* Goal of the exercise
Drop the pictures, then extract the listing word for word.

* Data for processing
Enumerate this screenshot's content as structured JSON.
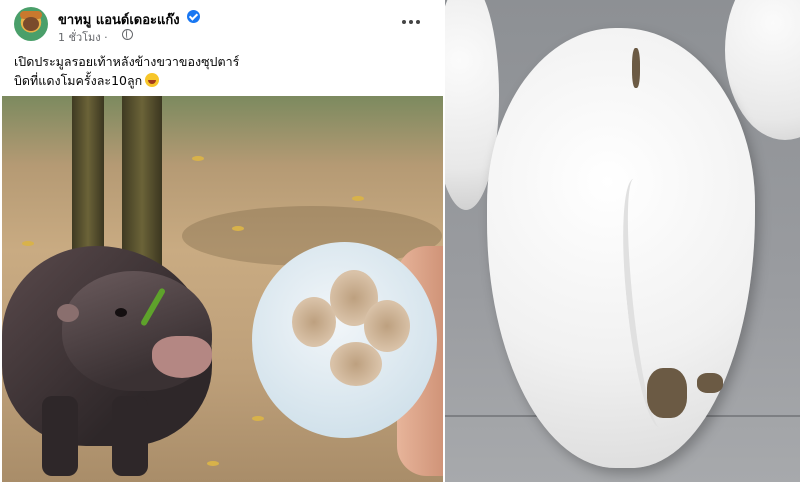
{
  "post": {
    "page_name": "ขาหมู แอนด์เดอะแก๊ง",
    "time": "1 ชั่วโมง ·",
    "caption_lines": [
      "เปิดประมูลรอยเท้าหลังข้างขวาของซุปตาร์",
      "บิดที่แดงโมครั้งละ10ลูก"
    ]
  },
  "icons": {
    "verified": "verified-badge-icon",
    "privacy": "globe-icon",
    "menu": "more-options-icon",
    "emoji": "laughing-face-emoji-icon"
  },
  "colors": {
    "verified_blue": "#1877f2",
    "meta_gray": "#65676b",
    "text_dark": "#050505"
  }
}
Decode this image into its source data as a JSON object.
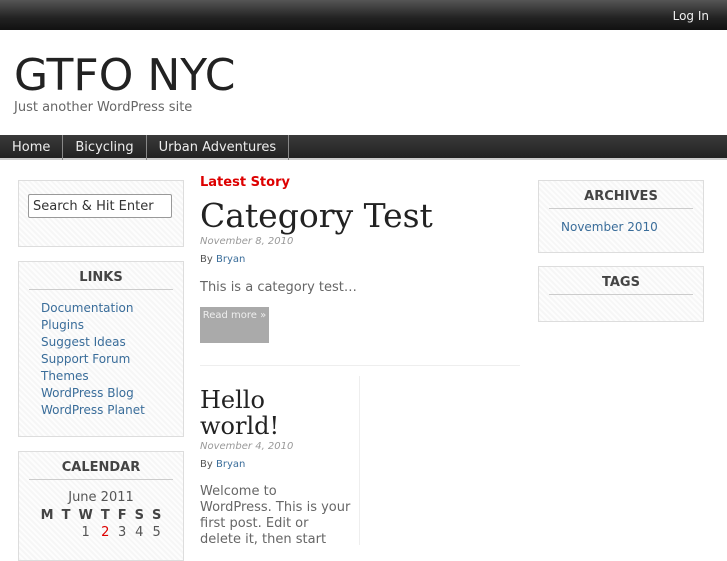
{
  "topbar": {
    "login": "Log In"
  },
  "site": {
    "title": "GTFO NYC",
    "tagline": "Just another WordPress site"
  },
  "nav": [
    "Home",
    "Bicycling",
    "Urban Adventures"
  ],
  "search": {
    "placeholder": "Search & Hit Enter"
  },
  "links": {
    "title": "LINKS",
    "items": [
      "Documentation",
      "Plugins",
      "Suggest Ideas",
      "Support Forum",
      "Themes",
      "WordPress Blog",
      "WordPress Planet"
    ]
  },
  "calendar": {
    "title": "CALENDAR",
    "month": "June 2011",
    "days": [
      "M",
      "T",
      "W",
      "T",
      "F",
      "S",
      "S"
    ],
    "row1": [
      "",
      "",
      "1",
      "2",
      "3",
      "4",
      "5"
    ],
    "highlight_color": "#dd0000"
  },
  "archives": {
    "title": "ARCHIVES",
    "items": [
      "November 2010"
    ]
  },
  "tags": {
    "title": "TAGS"
  },
  "posts": [
    {
      "label": "Latest Story",
      "title": "Category Test",
      "date": "November 8, 2010",
      "by": "By",
      "author": "Bryan",
      "excerpt": "This is a category test…",
      "more": "Read more »"
    },
    {
      "title": "Hello world!",
      "date": "November 4, 2010",
      "by": "By",
      "author": "Bryan",
      "excerpt": "Welcome to WordPress. This is your first post. Edit or delete it, then start"
    }
  ]
}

* Reply to the task
Enumerate this screenshot's content as structured JSON.
{
  "post": {
    "page_name": "ขาหมู แอนด์เดอะแก๊ง",
    "time": "1 ชั่วโมง ·",
    "caption_lines": [
      "เปิดประมูลรอยเท้าหลังข้างขวาของซุปตาร์",
      "บิดที่แดงโมครั้งละ10ลูก"
    ]
  },
  "icons": {
    "verified": "verified-badge-icon",
    "privacy": "globe-icon",
    "menu": "more-options-icon",
    "emoji": "laughing-face-emoji-icon"
  },
  "colors": {
    "verified_blue": "#1877f2",
    "meta_gray": "#65676b",
    "text_dark": "#050505"
  }
}
Decode this image into its source data as a JSON object.
{
  "topbar": {
    "login": "Log In"
  },
  "site": {
    "title": "GTFO NYC",
    "tagline": "Just another WordPress site"
  },
  "nav": [
    "Home",
    "Bicycling",
    "Urban Adventures"
  ],
  "search": {
    "placeholder": "Search & Hit Enter"
  },
  "links": {
    "title": "LINKS",
    "items": [
      "Documentation",
      "Plugins",
      "Suggest Ideas",
      "Support Forum",
      "Themes",
      "WordPress Blog",
      "WordPress Planet"
    ]
  },
  "calendar": {
    "title": "CALENDAR",
    "month": "June 2011",
    "days": [
      "M",
      "T",
      "W",
      "T",
      "F",
      "S",
      "S"
    ],
    "row1": [
      "",
      "",
      "1",
      "2",
      "3",
      "4",
      "5"
    ],
    "highlight_color": "#dd0000"
  },
  "archives": {
    "title": "ARCHIVES",
    "items": [
      "November 2010"
    ]
  },
  "tags": {
    "title": "TAGS"
  },
  "posts": [
    {
      "label": "Latest Story",
      "title": "Category Test",
      "date": "November 8, 2010",
      "by": "By",
      "author": "Bryan",
      "excerpt": "This is a category test…",
      "more": "Read more »"
    },
    {
      "title": "Hello world!",
      "date": "November 4, 2010",
      "by": "By",
      "author": "Bryan",
      "excerpt": "Welcome to WordPress. This is your first post. Edit or delete it, then start"
    }
  ]
}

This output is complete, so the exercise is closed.